▶ _WORK TO COMPLETE_
Identify the lines that contain the word "SMACT" and copy each one.

▶ _EXTRACTED ENTRIES_
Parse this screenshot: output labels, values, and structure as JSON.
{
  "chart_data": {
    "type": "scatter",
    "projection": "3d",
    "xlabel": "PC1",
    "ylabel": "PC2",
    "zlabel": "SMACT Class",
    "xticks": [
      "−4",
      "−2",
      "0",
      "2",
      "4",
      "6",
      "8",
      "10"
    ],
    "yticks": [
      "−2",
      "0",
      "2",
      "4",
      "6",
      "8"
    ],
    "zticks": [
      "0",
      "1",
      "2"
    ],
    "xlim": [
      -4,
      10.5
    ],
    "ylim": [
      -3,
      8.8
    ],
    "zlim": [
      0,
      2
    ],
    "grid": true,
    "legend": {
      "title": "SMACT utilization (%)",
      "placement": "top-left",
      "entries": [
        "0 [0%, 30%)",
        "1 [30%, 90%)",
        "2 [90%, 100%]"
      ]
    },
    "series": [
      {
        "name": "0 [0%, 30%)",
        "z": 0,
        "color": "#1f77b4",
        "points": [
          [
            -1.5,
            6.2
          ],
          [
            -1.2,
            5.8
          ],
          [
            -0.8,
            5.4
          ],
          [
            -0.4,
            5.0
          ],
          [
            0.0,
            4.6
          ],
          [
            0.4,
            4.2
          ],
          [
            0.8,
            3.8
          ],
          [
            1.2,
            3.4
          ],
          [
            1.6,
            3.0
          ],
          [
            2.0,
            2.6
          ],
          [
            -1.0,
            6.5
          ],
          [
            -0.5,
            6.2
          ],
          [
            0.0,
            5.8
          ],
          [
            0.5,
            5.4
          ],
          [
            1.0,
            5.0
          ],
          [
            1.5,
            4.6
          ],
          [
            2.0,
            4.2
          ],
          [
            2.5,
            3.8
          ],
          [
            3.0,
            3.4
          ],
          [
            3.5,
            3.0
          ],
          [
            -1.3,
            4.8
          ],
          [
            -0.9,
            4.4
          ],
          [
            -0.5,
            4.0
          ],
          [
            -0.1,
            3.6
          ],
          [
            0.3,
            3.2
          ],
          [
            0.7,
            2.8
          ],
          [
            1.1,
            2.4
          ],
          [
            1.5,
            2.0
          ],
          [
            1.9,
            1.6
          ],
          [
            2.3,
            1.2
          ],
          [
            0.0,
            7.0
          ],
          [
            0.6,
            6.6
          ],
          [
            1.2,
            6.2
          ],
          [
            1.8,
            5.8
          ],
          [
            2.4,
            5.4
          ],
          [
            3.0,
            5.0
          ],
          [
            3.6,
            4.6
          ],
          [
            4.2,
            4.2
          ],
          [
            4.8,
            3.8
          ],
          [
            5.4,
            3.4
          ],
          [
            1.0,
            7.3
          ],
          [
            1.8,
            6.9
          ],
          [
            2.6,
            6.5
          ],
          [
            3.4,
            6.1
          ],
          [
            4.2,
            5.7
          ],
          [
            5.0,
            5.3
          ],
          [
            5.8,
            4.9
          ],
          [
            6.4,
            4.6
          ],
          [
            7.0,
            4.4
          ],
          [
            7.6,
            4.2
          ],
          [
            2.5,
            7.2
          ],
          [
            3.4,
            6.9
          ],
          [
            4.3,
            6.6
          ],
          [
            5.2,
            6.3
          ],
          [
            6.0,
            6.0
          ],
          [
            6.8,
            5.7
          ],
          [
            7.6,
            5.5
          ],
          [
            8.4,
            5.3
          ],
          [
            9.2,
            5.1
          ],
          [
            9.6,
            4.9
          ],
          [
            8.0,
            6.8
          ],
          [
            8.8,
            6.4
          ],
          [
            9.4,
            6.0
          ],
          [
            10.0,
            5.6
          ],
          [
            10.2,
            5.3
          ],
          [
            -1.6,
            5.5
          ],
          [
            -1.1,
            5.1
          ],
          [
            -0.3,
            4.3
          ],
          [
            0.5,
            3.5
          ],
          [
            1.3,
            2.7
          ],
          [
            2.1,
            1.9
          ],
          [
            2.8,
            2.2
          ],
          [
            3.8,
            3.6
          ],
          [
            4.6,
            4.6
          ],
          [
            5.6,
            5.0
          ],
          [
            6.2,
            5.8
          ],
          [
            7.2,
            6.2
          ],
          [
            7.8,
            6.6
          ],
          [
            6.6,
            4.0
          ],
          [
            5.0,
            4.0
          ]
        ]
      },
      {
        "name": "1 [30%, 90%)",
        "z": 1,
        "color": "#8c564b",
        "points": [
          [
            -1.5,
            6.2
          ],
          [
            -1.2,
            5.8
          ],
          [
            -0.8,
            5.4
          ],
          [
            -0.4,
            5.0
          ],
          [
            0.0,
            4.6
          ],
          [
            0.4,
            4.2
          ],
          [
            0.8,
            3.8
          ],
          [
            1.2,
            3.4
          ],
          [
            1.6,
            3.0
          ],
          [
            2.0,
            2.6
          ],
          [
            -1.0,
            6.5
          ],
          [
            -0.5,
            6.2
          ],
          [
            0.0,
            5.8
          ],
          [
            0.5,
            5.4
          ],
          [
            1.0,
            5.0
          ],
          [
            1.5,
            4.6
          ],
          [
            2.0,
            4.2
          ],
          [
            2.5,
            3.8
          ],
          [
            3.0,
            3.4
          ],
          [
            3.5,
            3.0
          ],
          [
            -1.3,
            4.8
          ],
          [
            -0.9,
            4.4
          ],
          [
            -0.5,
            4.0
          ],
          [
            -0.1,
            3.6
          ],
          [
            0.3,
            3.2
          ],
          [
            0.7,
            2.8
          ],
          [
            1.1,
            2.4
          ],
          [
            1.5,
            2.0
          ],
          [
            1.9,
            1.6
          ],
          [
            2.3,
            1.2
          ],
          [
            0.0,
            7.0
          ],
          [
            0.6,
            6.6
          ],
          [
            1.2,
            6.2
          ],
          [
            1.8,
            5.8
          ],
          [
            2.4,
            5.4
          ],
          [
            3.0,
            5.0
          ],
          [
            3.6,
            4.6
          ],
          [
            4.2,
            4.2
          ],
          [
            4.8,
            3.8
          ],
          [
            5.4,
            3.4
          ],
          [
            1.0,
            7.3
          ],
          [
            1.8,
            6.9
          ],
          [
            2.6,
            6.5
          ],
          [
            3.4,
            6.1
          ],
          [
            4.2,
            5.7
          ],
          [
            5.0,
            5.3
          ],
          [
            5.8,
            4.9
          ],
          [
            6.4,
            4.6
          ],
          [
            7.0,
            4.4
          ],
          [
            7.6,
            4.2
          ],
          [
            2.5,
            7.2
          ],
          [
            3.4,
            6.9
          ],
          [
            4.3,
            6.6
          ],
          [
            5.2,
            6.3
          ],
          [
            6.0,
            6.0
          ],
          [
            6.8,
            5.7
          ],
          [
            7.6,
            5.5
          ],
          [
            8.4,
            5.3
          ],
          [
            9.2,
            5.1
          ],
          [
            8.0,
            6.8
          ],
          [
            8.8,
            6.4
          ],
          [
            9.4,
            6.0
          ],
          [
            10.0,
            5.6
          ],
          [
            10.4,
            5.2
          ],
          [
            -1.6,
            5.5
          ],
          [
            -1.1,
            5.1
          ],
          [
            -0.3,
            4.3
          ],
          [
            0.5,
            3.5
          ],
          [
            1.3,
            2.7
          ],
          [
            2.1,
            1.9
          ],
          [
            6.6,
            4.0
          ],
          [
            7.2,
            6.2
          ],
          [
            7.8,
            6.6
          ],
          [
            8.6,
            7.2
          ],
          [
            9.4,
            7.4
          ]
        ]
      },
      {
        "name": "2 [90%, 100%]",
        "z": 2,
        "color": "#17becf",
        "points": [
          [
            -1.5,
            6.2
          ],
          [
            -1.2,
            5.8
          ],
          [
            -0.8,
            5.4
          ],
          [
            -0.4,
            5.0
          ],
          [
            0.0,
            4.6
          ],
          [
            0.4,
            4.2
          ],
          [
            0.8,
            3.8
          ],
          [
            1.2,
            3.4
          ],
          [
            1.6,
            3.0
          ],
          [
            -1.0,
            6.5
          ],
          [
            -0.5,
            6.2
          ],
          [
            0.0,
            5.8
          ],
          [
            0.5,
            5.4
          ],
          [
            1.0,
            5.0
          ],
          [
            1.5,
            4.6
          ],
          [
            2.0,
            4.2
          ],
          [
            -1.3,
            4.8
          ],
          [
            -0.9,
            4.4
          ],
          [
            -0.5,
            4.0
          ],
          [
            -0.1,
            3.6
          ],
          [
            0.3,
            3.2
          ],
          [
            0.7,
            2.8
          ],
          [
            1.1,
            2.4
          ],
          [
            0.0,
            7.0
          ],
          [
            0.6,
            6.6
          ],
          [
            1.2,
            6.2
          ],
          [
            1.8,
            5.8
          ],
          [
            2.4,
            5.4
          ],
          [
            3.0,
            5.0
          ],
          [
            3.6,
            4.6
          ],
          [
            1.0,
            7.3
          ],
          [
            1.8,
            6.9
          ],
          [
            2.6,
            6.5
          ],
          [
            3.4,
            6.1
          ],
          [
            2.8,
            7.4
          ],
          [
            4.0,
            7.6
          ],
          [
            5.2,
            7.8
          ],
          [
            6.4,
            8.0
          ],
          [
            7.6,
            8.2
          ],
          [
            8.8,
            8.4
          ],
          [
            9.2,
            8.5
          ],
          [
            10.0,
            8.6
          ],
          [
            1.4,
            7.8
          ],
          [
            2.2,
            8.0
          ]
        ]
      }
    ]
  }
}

▶ _EXERCISE ANSWER_
    "zlabel": "SMACT Class",
      "title": "SMACT utilization (%)",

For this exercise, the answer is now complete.